[Recorded data]
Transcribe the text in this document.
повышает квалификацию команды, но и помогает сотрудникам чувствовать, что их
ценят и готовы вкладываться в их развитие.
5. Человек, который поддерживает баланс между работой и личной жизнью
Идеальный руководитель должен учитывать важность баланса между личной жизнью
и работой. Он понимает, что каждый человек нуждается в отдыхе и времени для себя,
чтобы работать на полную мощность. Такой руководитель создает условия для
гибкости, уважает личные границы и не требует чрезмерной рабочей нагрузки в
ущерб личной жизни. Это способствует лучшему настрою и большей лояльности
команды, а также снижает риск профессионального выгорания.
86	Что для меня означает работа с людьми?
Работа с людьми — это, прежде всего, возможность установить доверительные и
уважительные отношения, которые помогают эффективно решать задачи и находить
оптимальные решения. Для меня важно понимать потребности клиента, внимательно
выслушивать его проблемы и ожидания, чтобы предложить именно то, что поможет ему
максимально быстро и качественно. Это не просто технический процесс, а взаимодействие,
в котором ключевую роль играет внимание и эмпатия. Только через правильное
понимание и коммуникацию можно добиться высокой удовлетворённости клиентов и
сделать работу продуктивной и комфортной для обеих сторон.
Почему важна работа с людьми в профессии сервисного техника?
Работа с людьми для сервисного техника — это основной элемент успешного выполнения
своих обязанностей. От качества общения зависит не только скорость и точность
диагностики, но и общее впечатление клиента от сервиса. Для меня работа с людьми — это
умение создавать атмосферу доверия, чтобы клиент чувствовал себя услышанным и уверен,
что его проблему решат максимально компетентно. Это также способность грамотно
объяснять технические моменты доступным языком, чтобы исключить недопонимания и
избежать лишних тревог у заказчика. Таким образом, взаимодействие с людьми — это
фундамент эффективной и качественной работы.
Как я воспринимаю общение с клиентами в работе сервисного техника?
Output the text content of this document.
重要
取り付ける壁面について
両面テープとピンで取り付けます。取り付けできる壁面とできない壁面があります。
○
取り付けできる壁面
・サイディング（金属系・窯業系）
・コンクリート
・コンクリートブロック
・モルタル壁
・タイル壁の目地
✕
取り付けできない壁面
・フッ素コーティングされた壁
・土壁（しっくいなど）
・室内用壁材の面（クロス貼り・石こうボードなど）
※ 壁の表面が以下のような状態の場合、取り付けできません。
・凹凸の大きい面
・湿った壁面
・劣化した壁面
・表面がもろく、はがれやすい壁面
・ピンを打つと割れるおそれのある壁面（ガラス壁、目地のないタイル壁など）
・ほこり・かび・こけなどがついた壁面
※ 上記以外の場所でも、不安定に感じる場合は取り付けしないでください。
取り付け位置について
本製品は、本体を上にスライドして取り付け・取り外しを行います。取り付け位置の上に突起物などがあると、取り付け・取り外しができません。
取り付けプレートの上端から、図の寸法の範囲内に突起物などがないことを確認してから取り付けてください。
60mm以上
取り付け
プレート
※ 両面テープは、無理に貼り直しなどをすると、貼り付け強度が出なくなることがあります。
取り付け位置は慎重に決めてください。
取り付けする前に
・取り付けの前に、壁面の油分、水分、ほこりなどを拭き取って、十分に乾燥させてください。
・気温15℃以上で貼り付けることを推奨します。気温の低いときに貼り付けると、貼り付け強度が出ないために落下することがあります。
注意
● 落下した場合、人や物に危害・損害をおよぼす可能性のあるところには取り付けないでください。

• _GIVEN INSTRUCTION_
Extract each line of the listing above, copying it word for word.

• _CORRECT OUTPUT_
Transcribe the text in this document.
повышает квалификацию команды, но и помогает сотрудникам чувствовать, что их
ценят и готовы вкладываться в их развитие.
5. Человек, который поддерживает баланс между работой и личной жизнью
Идеальный руководитель должен учитывать важность баланса между личной жизнью
и работой. Он понимает, что каждый человек нуждается в отдыхе и времени для себя,
чтобы работать на полную мощность. Такой руководитель создает условия для
гибкости, уважает личные границы и не требует чрезмерной рабочей нагрузки в
ущерб личной жизни. Это способствует лучшему настрою и большей лояльности
команды, а также снижает риск профессионального выгорания.
86	Что для меня означает работа с людьми?
Работа с людьми — это, прежде всего, возможность установить доверительные и
уважительные отношения, которые помогают эффективно решать задачи и находить
оптимальные решения. Для меня важно понимать потребности клиента, внимательно
выслушивать его проблемы и ожидания, чтобы предложить именно то, что поможет ему
максимально быстро и качественно. Это не просто технический процесс, а взаимодействие,
в котором ключевую роль играет внимание и эмпатия. Только через правильное
понимание и коммуникацию можно добиться высокой удовлетворённости клиентов и
сделать работу продуктивной и комфортной для обеих сторон.
Почему важна работа с людьми в профессии сервисного техника?
Работа с людьми для сервисного техника — это основной элемент успешного выполнения
своих обязанностей. От качества общения зависит не только скорость и точность
диагностики, но и общее впечатление клиента от сервиса. Для меня работа с людьми — это
умение создавать атмосферу доверия, чтобы клиент чувствовал себя услышанным и уверен,
что его проблему решат максимально компетентно. Это также способность грамотно
объяснять технические моменты доступным языком, чтобы исключить недопонимания и
избежать лишних тревог у заказчика. Таким образом, взаимодействие с людьми — это
фундамент эффективной и качественной работы.
Как я воспринимаю общение с клиентами в работе сервисного техника?
Output the text content of this document.
重要
取り付ける壁面について
両面テープとピンで取り付けます。取り付けできる壁面とできない壁面があります。
○
取り付けできる壁面
・サイディング（金属系・窯業系）
・コンクリート
・コンクリートブロック
・モルタル壁
・タイル壁の目地
✕
取り付けできない壁面
・フッ素コーティングされた壁
・土壁（しっくいなど）
・室内用壁材の面（クロス貼り・石こうボードなど）
※ 壁の表面が以下のような状態の場合、取り付けできません。
・凹凸の大きい面
・湿った壁面
・劣化した壁面
・表面がもろく、はがれやすい壁面
・ピンを打つと割れるおそれのある壁面（ガラス壁、目地のないタイル壁など）
・ほこり・かび・こけなどがついた壁面
※ 上記以外の場所でも、不安定に感じる場合は取り付けしないでください。
取り付け位置について
本製品は、本体を上にスライドして取り付け・取り外しを行います。取り付け位置の上に突起物などがあると、取り付け・取り外しができません。
取り付けプレートの上端から、図の寸法の範囲内に突起物などがないことを確認してから取り付けてください。
60mm以上
取り付け
プレート
※ 両面テープは、無理に貼り直しなどをすると、貼り付け強度が出なくなることがあります。
取り付け位置は慎重に決めてください。
取り付けする前に
・取り付けの前に、壁面の油分、水分、ほこりなどを拭き取って、十分に乾燥させてください。
・気温15℃以上で貼り付けることを推奨します。気温の低いときに貼り付けると、貼り付け強度が出ないために落下することがあります。
注意
● 落下した場合、人や物に危害・損害をおよぼす可能性のあるところには取り付けないでください。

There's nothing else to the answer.